### What you need to do
Each record below is to be reproduced without any change.

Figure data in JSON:
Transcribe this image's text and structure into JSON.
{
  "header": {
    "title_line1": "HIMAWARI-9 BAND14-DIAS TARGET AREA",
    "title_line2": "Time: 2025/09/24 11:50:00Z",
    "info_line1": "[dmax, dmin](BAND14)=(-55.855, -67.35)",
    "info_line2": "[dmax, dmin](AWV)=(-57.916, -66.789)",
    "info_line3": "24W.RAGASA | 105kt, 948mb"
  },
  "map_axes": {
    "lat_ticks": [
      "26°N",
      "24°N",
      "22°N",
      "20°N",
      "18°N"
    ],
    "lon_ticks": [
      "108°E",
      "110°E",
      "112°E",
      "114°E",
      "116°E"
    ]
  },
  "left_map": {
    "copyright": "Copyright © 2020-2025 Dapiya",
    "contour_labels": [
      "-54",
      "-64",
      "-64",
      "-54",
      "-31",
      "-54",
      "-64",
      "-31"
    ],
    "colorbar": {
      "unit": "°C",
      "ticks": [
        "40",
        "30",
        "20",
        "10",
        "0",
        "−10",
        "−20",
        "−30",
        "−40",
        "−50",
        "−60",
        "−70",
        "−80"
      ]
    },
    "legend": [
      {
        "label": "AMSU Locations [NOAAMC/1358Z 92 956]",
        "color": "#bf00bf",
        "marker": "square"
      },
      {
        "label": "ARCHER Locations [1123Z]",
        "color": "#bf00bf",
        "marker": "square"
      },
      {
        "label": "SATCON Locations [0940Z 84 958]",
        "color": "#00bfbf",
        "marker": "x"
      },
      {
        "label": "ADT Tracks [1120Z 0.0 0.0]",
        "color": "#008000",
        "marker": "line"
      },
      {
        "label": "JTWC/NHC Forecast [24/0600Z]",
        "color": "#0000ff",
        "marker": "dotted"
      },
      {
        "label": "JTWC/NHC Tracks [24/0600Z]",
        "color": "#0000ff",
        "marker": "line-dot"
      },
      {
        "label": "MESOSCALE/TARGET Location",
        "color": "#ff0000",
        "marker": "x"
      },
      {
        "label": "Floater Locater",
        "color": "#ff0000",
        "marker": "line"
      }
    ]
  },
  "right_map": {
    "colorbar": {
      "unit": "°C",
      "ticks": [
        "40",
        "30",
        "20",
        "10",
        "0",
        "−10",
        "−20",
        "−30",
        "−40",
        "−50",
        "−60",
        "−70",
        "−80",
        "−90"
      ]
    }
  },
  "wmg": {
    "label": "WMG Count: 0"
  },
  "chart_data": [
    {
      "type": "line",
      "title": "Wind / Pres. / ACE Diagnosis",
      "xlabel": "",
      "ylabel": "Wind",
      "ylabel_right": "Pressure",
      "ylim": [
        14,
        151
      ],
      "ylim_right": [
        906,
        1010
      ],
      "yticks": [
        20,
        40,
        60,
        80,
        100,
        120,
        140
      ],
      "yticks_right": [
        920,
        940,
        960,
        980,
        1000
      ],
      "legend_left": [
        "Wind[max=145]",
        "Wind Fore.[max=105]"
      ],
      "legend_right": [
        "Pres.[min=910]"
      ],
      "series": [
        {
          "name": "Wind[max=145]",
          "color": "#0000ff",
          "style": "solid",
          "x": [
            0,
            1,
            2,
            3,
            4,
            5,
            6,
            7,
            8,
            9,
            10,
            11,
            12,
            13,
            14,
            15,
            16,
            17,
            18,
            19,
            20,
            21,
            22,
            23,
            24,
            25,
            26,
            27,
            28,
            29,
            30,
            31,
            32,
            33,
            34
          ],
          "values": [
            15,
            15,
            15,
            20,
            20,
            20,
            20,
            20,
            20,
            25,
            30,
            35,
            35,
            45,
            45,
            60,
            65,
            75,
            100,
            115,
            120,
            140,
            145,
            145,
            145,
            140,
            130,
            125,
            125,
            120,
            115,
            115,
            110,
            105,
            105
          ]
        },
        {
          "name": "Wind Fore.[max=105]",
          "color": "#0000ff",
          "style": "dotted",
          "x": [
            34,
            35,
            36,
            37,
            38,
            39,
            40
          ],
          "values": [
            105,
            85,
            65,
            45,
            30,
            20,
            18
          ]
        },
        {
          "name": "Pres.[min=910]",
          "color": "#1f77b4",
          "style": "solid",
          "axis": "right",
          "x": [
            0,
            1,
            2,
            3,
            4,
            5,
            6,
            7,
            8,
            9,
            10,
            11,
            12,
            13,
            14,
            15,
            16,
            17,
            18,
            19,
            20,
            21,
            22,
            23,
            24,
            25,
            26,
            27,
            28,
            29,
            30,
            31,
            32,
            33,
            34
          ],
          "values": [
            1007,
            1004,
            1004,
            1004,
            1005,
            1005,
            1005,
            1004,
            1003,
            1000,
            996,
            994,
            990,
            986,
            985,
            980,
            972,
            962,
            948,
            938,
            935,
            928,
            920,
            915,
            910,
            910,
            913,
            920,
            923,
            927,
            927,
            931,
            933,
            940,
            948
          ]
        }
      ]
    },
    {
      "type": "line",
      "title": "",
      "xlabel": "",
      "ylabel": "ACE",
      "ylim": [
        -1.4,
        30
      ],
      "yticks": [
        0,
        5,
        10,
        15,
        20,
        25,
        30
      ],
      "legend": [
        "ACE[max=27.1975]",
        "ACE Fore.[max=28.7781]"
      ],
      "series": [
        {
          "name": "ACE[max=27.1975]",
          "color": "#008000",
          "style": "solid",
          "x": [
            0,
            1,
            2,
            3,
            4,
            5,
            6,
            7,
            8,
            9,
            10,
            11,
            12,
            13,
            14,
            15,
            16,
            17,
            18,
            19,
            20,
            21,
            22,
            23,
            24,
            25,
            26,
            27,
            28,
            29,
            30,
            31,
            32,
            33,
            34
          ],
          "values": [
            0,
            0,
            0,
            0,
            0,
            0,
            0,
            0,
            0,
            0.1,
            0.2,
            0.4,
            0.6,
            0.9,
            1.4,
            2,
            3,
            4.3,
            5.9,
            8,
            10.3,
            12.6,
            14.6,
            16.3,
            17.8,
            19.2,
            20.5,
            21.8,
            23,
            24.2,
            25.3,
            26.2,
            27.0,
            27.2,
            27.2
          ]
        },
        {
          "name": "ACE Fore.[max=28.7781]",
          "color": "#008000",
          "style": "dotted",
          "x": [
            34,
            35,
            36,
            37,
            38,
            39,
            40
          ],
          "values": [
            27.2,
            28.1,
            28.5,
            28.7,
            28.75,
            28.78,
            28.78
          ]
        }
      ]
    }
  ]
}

### Solution to this task
Transcribe this image's text and structure into JSON.
{
  "header": {
    "title_line1": "HIMAWARI-9 BAND14-DIAS TARGET AREA",
    "title_line2": "Time: 2025/09/24 11:50:00Z",
    "info_line1": "[dmax, dmin](BAND14)=(-55.855, -67.35)",
    "info_line2": "[dmax, dmin](AWV)=(-57.916, -66.789)",
    "info_line3": "24W.RAGASA | 105kt, 948mb"
  },
  "map_axes": {
    "lat_ticks": [
      "26°N",
      "24°N",
      "22°N",
      "20°N",
      "18°N"
    ],
    "lon_ticks": [
      "108°E",
      "110°E",
      "112°E",
      "114°E",
      "116°E"
    ]
  },
  "left_map": {
    "copyright": "Copyright © 2020-2025 Dapiya",
    "contour_labels": [
      "-54",
      "-64",
      "-64",
      "-54",
      "-31",
      "-54",
      "-64",
      "-31"
    ],
    "colorbar": {
      "unit": "°C",
      "ticks": [
        "40",
        "30",
        "20",
        "10",
        "0",
        "−10",
        "−20",
        "−30",
        "−40",
        "−50",
        "−60",
        "−70",
        "−80"
      ]
    },
    "legend": [
      {
        "label": "AMSU Locations [NOAAMC/1358Z 92 956]",
        "color": "#bf00bf",
        "marker": "square"
      },
      {
        "label": "ARCHER Locations [1123Z]",
        "color": "#bf00bf",
        "marker": "square"
      },
      {
        "label": "SATCON Locations [0940Z 84 958]",
        "color": "#00bfbf",
        "marker": "x"
      },
      {
        "label": "ADT Tracks [1120Z 0.0 0.0]",
        "color": "#008000",
        "marker": "line"
      },
      {
        "label": "JTWC/NHC Forecast [24/0600Z]",
        "color": "#0000ff",
        "marker": "dotted"
      },
      {
        "label": "JTWC/NHC Tracks [24/0600Z]",
        "color": "#0000ff",
        "marker": "line-dot"
      },
      {
        "label": "MESOSCALE/TARGET Location",
        "color": "#ff0000",
        "marker": "x"
      },
      {
        "label": "Floater Locater",
        "color": "#ff0000",
        "marker": "line"
      }
    ]
  },
  "right_map": {
    "colorbar": {
      "unit": "°C",
      "ticks": [
        "40",
        "30",
        "20",
        "10",
        "0",
        "−10",
        "−20",
        "−30",
        "−40",
        "−50",
        "−60",
        "−70",
        "−80",
        "−90"
      ]
    }
  },
  "wmg": {
    "label": "WMG Count: 0"
  },
  "chart_data": [
    {
      "type": "line",
      "title": "Wind / Pres. / ACE Diagnosis",
      "xlabel": "",
      "ylabel": "Wind",
      "ylabel_right": "Pressure",
      "ylim": [
        14,
        151
      ],
      "ylim_right": [
        906,
        1010
      ],
      "yticks": [
        20,
        40,
        60,
        80,
        100,
        120,
        140
      ],
      "yticks_right": [
        920,
        940,
        960,
        980,
        1000
      ],
      "legend_left": [
        "Wind[max=145]",
        "Wind Fore.[max=105]"
      ],
      "legend_right": [
        "Pres.[min=910]"
      ],
      "series": [
        {
          "name": "Wind[max=145]",
          "color": "#0000ff",
          "style": "solid",
          "x": [
            0,
            1,
            2,
            3,
            4,
            5,
            6,
            7,
            8,
            9,
            10,
            11,
            12,
            13,
            14,
            15,
            16,
            17,
            18,
            19,
            20,
            21,
            22,
            23,
            24,
            25,
            26,
            27,
            28,
            29,
            30,
            31,
            32,
            33,
            34
          ],
          "values": [
            15,
            15,
            15,
            20,
            20,
            20,
            20,
            20,
            20,
            25,
            30,
            35,
            35,
            45,
            45,
            60,
            65,
            75,
            100,
            115,
            120,
            140,
            145,
            145,
            145,
            140,
            130,
            125,
            125,
            120,
            115,
            115,
            110,
            105,
            105
          ]
        },
        {
          "name": "Wind Fore.[max=105]",
          "color": "#0000ff",
          "style": "dotted",
          "x": [
            34,
            35,
            36,
            37,
            38,
            39,
            40
          ],
          "values": [
            105,
            85,
            65,
            45,
            30,
            20,
            18
          ]
        },
        {
          "name": "Pres.[min=910]",
          "color": "#1f77b4",
          "style": "solid",
          "axis": "right",
          "x": [
            0,
            1,
            2,
            3,
            4,
            5,
            6,
            7,
            8,
            9,
            10,
            11,
            12,
            13,
            14,
            15,
            16,
            17,
            18,
            19,
            20,
            21,
            22,
            23,
            24,
            25,
            26,
            27,
            28,
            29,
            30,
            31,
            32,
            33,
            34
          ],
          "values": [
            1007,
            1004,
            1004,
            1004,
            1005,
            1005,
            1005,
            1004,
            1003,
            1000,
            996,
            994,
            990,
            986,
            985,
            980,
            972,
            962,
            948,
            938,
            935,
            928,
            920,
            915,
            910,
            910,
            913,
            920,
            923,
            927,
            927,
            931,
            933,
            940,
            948
          ]
        }
      ]
    },
    {
      "type": "line",
      "title": "",
      "xlabel": "",
      "ylabel": "ACE",
      "ylim": [
        -1.4,
        30
      ],
      "yticks": [
        0,
        5,
        10,
        15,
        20,
        25,
        30
      ],
      "legend": [
        "ACE[max=27.1975]",
        "ACE Fore.[max=28.7781]"
      ],
      "series": [
        {
          "name": "ACE[max=27.1975]",
          "color": "#008000",
          "style": "solid",
          "x": [
            0,
            1,
            2,
            3,
            4,
            5,
            6,
            7,
            8,
            9,
            10,
            11,
            12,
            13,
            14,
            15,
            16,
            17,
            18,
            19,
            20,
            21,
            22,
            23,
            24,
            25,
            26,
            27,
            28,
            29,
            30,
            31,
            32,
            33,
            34
          ],
          "values": [
            0,
            0,
            0,
            0,
            0,
            0,
            0,
            0,
            0,
            0.1,
            0.2,
            0.4,
            0.6,
            0.9,
            1.4,
            2,
            3,
            4.3,
            5.9,
            8,
            10.3,
            12.6,
            14.6,
            16.3,
            17.8,
            19.2,
            20.5,
            21.8,
            23,
            24.2,
            25.3,
            26.2,
            27.0,
            27.2,
            27.2
          ]
        },
        {
          "name": "ACE Fore.[max=28.7781]",
          "color": "#008000",
          "style": "dotted",
          "x": [
            34,
            35,
            36,
            37,
            38,
            39,
            40
          ],
          "values": [
            27.2,
            28.1,
            28.5,
            28.7,
            28.75,
            28.78,
            28.78
          ]
        }
      ]
    }
  ]
}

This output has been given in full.